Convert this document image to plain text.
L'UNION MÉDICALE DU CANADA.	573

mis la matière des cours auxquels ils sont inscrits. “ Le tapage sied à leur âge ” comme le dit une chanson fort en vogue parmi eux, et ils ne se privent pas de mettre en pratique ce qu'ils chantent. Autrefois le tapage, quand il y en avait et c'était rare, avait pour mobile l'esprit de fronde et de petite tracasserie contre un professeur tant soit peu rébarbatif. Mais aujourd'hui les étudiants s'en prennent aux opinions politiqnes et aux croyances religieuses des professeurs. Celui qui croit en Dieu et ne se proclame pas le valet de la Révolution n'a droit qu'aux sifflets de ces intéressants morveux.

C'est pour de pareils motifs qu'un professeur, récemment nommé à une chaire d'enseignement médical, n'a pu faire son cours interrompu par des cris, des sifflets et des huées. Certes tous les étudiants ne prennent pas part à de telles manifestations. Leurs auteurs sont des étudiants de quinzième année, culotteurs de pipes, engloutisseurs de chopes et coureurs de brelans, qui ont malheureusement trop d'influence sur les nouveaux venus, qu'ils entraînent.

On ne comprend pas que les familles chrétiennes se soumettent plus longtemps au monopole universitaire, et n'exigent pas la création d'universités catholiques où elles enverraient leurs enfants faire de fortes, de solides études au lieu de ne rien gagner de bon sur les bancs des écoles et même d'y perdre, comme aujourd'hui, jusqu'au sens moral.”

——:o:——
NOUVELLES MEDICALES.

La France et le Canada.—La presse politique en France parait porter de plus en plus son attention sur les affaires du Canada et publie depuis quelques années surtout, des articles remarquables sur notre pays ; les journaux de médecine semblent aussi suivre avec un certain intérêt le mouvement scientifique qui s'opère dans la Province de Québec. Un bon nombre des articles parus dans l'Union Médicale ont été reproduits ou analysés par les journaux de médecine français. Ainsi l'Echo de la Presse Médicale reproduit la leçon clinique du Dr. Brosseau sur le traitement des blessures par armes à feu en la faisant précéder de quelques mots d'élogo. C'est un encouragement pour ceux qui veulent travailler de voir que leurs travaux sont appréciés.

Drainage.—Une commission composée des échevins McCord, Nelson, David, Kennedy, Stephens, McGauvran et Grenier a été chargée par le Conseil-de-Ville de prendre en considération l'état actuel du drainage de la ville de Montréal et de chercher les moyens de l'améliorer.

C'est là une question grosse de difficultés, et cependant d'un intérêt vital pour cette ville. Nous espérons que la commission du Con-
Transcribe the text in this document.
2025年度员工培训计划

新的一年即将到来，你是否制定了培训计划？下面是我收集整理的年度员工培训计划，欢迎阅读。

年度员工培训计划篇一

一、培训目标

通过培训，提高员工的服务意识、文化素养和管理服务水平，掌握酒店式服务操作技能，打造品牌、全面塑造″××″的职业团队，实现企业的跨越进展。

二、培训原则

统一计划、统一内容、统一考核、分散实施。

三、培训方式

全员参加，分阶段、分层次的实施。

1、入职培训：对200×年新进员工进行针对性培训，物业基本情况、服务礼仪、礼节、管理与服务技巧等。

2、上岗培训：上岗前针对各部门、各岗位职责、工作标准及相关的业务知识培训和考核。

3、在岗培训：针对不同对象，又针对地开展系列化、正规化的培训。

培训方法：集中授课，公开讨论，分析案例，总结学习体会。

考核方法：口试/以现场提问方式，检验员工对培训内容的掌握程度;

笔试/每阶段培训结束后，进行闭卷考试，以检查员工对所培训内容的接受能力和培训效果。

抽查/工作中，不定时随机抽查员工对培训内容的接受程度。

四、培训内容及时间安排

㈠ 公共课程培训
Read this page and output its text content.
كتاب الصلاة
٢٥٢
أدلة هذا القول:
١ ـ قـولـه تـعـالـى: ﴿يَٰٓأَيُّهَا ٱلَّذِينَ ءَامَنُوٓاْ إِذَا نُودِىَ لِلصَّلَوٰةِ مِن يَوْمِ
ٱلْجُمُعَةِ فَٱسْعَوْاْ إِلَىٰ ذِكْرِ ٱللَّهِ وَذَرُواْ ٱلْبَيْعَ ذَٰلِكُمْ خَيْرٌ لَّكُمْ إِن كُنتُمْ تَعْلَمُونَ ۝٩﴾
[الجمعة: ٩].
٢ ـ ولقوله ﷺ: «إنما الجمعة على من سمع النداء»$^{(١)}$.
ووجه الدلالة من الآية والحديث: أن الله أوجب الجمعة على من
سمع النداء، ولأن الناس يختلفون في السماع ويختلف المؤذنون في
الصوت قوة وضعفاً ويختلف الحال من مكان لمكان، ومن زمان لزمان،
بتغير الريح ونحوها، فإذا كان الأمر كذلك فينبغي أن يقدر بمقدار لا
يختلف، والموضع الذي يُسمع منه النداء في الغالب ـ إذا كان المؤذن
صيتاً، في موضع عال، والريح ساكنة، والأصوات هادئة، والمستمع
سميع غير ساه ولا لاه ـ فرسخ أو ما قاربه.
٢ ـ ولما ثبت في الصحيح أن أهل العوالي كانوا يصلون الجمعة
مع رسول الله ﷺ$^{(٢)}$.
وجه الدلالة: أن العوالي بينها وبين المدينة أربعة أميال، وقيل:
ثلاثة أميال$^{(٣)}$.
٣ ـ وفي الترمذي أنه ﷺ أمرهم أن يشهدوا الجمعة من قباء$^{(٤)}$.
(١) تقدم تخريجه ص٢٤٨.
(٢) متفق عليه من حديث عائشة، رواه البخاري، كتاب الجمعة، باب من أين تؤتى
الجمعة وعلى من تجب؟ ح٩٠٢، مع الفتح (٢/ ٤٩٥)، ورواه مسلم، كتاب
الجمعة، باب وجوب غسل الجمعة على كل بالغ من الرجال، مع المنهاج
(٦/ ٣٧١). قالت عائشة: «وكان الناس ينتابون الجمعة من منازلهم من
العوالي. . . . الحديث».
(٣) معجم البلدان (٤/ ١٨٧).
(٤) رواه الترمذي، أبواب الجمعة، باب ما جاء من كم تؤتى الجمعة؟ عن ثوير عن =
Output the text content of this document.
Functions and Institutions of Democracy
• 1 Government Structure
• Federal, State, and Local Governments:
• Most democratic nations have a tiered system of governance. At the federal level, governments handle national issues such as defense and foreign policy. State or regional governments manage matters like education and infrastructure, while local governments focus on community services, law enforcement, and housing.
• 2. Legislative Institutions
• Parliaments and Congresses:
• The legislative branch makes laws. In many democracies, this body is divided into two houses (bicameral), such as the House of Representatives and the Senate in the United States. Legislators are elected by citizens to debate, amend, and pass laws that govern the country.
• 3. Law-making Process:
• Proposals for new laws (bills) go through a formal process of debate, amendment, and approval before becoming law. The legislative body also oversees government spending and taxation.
□ □ □
▶ Work to do: Which lines in the listing above hold the word "body"? Show each of them.

▶ Response to this task:
• The legislative branch makes laws. In many democracies, this body is divided into two houses (bicameral), such as the House of Representatives and the Senate in the United States. Legislators are elected by citizens to debate, amend, and pass laws that govern the country.
• Proposals for new laws (bills) go through a formal process of debate, amendment, and approval before becoming law. The legislative body also oversees government spending and taxation.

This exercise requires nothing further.